-- BEGIN Record set --

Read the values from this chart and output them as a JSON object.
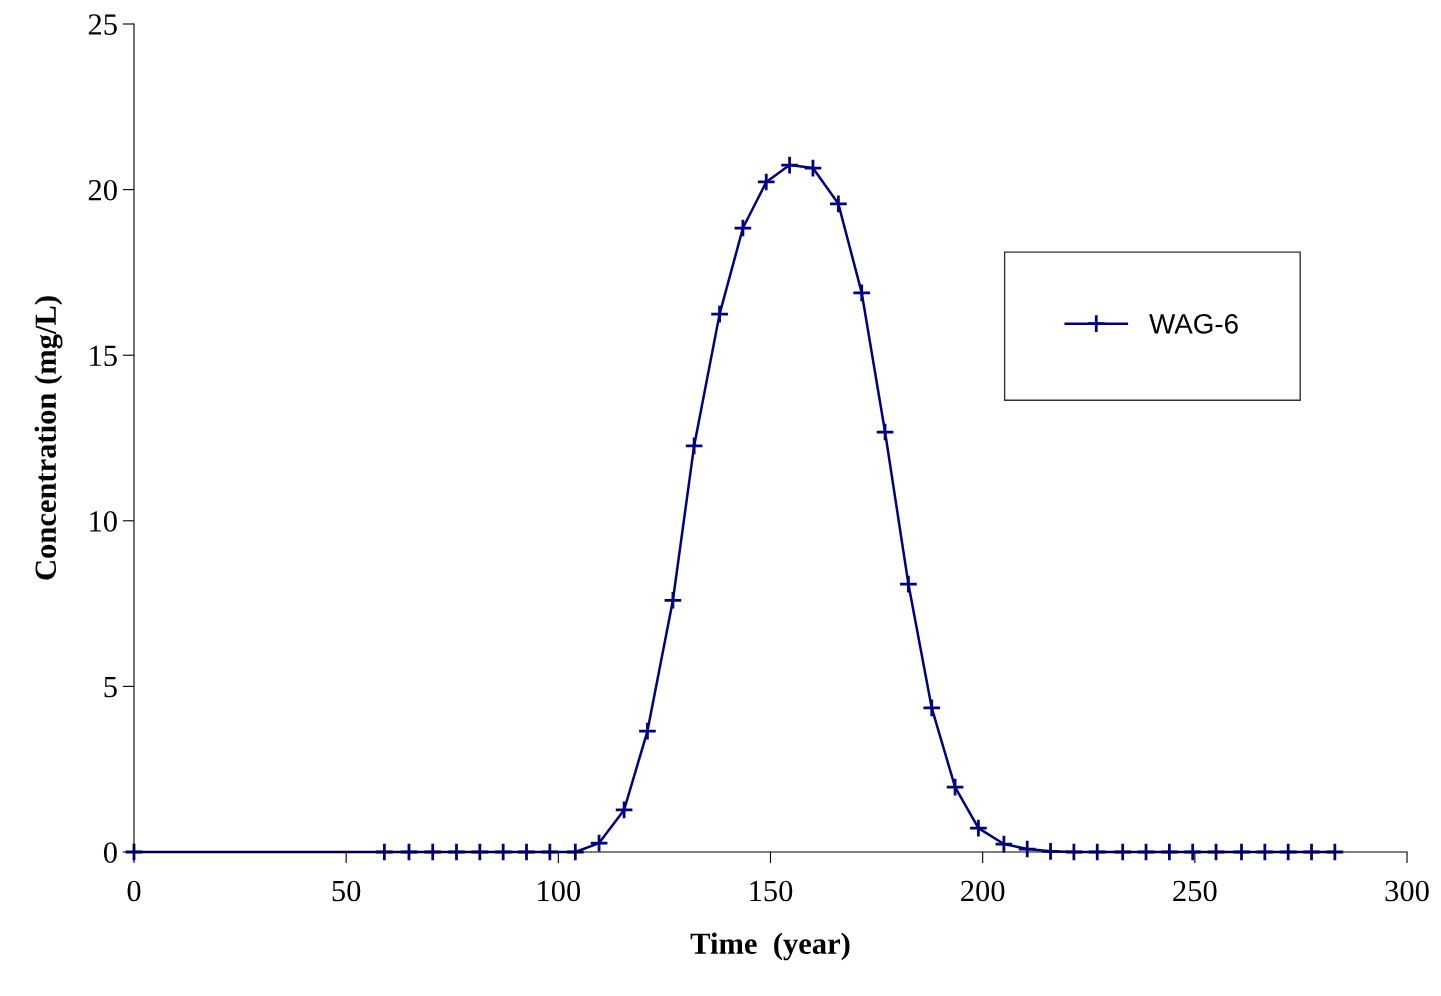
{
  "chart_data": {
    "type": "line",
    "xlabel": "Time  (year)",
    "ylabel": "Concentration (mg/L)",
    "xlim": [
      0,
      300
    ],
    "xticks": [
      0,
      50,
      100,
      150,
      200,
      250,
      300
    ],
    "ylim": [
      0,
      25
    ],
    "yticks": [
      0,
      5,
      10,
      15,
      20,
      25
    ],
    "grid": false,
    "legend": "top right",
    "marker": "cross",
    "line_style": "solid",
    "series": [
      {
        "name": "WAG-6",
        "color": "#000080",
        "x": [
          0,
          59,
          64.8,
          70.4,
          76,
          81.5,
          87,
          92.5,
          98,
          104,
          109.6,
          115.5,
          121,
          127,
          132,
          138,
          143.5,
          149,
          154.5,
          160,
          166,
          171.5,
          177,
          182.5,
          188,
          193.5,
          199,
          205,
          210.5,
          216,
          221.5,
          227,
          233,
          238.5,
          244,
          249.5,
          255,
          261,
          266.5,
          272,
          277.5,
          283
        ],
        "values": [
          0,
          0,
          0,
          0,
          0,
          0,
          0,
          0,
          0,
          0,
          0.27,
          1.27,
          3.65,
          7.6,
          12.26,
          16.24,
          18.84,
          20.23,
          20.74,
          20.65,
          19.57,
          16.88,
          12.68,
          8.09,
          4.35,
          1.96,
          0.72,
          0.24,
          0.09,
          0.02,
          0,
          0,
          0,
          0,
          0,
          0,
          0,
          0,
          0,
          0,
          0,
          0
        ]
      }
    ]
  }
}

-- END Record set --

* **Task requirements**
Without including any picture, repeat the data exactly.

* **Reply to the task**
Read the values from this chart and output them as a JSON object.
{
  "chart_data": {
    "type": "line",
    "xlabel": "Time  (year)",
    "ylabel": "Concentration (mg/L)",
    "xlim": [
      0,
      300
    ],
    "xticks": [
      0,
      50,
      100,
      150,
      200,
      250,
      300
    ],
    "ylim": [
      0,
      25
    ],
    "yticks": [
      0,
      5,
      10,
      15,
      20,
      25
    ],
    "grid": false,
    "legend": "top right",
    "marker": "cross",
    "line_style": "solid",
    "series": [
      {
        "name": "WAG-6",
        "color": "#000080",
        "x": [
          0,
          59,
          64.8,
          70.4,
          76,
          81.5,
          87,
          92.5,
          98,
          104,
          109.6,
          115.5,
          121,
          127,
          132,
          138,
          143.5,
          149,
          154.5,
          160,
          166,
          171.5,
          177,
          182.5,
          188,
          193.5,
          199,
          205,
          210.5,
          216,
          221.5,
          227,
          233,
          238.5,
          244,
          249.5,
          255,
          261,
          266.5,
          272,
          277.5,
          283
        ],
        "values": [
          0,
          0,
          0,
          0,
          0,
          0,
          0,
          0,
          0,
          0,
          0.27,
          1.27,
          3.65,
          7.6,
          12.26,
          16.24,
          18.84,
          20.23,
          20.74,
          20.65,
          19.57,
          16.88,
          12.68,
          8.09,
          4.35,
          1.96,
          0.72,
          0.24,
          0.09,
          0.02,
          0,
          0,
          0,
          0,
          0,
          0,
          0,
          0,
          0,
          0,
          0,
          0
        ]
      }
    ]
  }
}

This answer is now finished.